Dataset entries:
-=-=-=-=-
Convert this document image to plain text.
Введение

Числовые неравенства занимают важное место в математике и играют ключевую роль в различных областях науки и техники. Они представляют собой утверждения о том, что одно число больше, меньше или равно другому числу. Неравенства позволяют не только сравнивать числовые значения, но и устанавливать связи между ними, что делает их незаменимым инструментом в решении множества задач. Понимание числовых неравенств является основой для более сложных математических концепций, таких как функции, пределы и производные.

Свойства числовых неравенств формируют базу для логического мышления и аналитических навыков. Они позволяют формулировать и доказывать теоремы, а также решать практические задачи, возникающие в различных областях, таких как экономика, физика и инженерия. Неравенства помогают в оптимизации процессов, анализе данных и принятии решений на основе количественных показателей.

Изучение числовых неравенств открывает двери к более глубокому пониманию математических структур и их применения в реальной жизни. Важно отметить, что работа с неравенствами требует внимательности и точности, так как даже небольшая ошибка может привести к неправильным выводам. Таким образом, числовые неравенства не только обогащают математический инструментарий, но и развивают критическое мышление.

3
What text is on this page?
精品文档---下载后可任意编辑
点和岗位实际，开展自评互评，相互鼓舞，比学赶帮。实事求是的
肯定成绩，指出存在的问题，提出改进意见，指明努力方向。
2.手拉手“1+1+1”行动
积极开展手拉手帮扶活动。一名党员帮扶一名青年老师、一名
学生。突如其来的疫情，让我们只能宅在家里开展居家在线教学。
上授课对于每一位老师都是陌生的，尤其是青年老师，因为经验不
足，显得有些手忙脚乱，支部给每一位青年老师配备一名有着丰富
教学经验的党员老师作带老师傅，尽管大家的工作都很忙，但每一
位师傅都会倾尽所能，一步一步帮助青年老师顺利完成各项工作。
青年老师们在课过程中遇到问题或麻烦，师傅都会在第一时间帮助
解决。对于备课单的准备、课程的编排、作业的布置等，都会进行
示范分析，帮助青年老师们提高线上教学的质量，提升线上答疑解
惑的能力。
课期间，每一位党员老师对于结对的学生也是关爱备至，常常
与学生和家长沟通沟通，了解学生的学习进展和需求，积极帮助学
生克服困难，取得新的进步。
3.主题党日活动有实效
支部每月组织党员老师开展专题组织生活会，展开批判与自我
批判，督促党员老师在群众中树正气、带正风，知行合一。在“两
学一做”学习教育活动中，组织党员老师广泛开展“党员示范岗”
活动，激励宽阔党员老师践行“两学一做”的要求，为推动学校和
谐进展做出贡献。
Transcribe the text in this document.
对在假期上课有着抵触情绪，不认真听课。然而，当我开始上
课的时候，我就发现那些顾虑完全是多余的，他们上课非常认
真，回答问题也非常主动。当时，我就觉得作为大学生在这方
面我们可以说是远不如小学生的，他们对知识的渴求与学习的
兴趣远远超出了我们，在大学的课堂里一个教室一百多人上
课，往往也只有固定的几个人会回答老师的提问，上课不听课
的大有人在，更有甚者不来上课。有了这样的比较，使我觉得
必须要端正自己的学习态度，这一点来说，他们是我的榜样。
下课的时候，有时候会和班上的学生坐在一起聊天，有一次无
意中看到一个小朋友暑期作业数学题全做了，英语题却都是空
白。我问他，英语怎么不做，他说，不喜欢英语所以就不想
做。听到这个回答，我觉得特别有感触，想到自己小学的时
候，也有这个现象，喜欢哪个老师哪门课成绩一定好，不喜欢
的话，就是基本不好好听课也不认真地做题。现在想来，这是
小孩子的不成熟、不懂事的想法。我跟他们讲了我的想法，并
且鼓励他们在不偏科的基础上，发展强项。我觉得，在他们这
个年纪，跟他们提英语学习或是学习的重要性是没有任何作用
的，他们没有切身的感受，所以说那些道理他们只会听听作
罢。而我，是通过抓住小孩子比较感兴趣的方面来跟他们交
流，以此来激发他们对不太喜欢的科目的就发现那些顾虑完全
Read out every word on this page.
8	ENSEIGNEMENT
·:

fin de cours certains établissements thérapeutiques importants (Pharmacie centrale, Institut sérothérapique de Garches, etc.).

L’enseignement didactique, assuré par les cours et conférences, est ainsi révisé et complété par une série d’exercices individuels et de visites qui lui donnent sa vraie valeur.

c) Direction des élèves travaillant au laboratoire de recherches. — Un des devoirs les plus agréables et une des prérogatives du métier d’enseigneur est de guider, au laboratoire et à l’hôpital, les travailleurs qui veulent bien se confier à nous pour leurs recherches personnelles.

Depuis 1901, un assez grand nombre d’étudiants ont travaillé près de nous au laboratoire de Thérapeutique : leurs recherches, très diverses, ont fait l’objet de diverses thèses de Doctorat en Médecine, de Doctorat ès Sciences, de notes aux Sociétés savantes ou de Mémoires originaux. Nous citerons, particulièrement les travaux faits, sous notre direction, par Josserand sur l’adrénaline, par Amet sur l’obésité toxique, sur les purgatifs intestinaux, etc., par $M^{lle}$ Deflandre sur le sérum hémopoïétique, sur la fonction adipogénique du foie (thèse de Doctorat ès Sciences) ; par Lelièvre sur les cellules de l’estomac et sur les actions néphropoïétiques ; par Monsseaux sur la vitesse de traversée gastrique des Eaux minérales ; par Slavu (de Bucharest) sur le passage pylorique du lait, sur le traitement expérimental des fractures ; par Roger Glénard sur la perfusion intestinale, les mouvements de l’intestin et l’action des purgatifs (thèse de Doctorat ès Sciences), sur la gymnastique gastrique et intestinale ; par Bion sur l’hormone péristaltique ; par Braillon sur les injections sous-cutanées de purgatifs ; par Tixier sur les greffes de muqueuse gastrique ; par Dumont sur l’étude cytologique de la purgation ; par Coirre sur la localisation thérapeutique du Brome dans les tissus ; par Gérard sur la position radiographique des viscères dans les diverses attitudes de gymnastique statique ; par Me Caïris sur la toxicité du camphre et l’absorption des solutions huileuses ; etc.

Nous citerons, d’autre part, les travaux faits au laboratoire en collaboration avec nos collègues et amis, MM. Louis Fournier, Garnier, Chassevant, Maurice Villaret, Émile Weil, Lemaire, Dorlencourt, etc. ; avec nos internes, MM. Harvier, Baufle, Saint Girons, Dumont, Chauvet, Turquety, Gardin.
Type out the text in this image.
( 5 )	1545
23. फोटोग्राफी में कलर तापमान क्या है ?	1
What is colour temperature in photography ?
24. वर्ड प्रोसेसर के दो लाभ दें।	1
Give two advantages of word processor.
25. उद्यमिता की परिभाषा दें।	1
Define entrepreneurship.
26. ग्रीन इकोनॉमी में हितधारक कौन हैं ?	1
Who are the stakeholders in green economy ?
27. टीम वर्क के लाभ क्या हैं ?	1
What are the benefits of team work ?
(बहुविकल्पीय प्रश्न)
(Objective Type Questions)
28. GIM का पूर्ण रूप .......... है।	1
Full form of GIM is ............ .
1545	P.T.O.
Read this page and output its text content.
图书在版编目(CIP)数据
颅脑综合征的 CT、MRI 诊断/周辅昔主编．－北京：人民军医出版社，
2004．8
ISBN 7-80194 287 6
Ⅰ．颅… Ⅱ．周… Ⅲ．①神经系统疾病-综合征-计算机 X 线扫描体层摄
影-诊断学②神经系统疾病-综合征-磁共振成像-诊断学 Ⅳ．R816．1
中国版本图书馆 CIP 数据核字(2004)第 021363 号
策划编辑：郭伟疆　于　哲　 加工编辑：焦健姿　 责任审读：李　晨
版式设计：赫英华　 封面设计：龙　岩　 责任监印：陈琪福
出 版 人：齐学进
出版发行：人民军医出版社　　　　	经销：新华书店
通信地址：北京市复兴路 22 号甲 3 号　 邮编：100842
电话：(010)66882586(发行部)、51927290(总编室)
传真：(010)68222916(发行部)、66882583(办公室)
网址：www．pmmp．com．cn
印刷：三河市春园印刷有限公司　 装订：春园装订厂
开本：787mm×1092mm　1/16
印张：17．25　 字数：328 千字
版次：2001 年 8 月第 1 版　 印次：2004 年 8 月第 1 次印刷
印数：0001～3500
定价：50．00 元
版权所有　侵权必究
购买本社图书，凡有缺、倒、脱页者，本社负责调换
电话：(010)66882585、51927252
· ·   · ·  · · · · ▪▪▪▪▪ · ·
-=-=-=-=-
◆ Your task
Whichever lines contain the string "laboratoire", select and copy them.

◆ Output
c) Direction des élèves travaillant au laboratoire de recherches. — Un des devoirs les plus agréables et une des prérogatives du métier d’enseigneur est de guider, au laboratoire et à l’hôpital, les travailleurs qui veulent bien se confier à nous pour leurs recherches personnelles.
Depuis 1901, un assez grand nombre d’étudiants ont travaillé près de nous au laboratoire de Thérapeutique : leurs recherches, très diverses, ont fait l’objet de diverses thèses de Doctorat en Médecine, de Doctorat ès Sciences, de notes aux Sociétés savantes ou de Mémoires originaux. Nous citerons, particulièrement les travaux faits, sous notre direction, par Josserand sur l’adrénaline, par Amet sur l’obésité toxique, sur les purgatifs intestinaux, etc., par $M^{lle}$ Deflandre sur le sérum hémopoïétique, sur la fonction adipogénique du foie (thèse de Doctorat ès Sciences) ; par Lelièvre sur les cellules de l’estomac et sur les actions néphropoïétiques ; par Monsseaux sur la vitesse de traversée gastrique des Eaux minérales ; par Slavu (de Bucharest) sur le passage pylorique du lait, sur le traitement expérimental des fractures ; par Roger Glénard sur la perfusion intestinale, les mouvements de l’intestin et l’action des purgatifs (thèse de Doctorat ès Sciences), sur la gymnastique gastrique et intestinale ; par Bion sur l’hormone péristaltique ; par Braillon sur les injections sous-cutanées de purgatifs ; par Tixier sur les greffes de muqueuse gastrique ; par Dumont sur l’étude cytologique de la purgation ; par Coirre sur la localisation thérapeutique du Brome dans les tissus ; par Gérard sur la position radiographique des viscères dans les diverses attitudes de gymnastique statique ; par Me Caïris sur la toxicité du camphre et l’absorption des solutions huileuses ; etc.
Nous citerons, d’autre part, les travaux faits au laboratoire en collaboration avec nos collègues et amis, MM. Louis Fournier, Garnier, Chassevant, Maurice Villaret, Émile Weil, Lemaire, Dorlencourt, etc. ; avec nos internes, MM. Harvier, Baufle, Saint Girons, Dumont, Chauvet, Turquety, Gardin.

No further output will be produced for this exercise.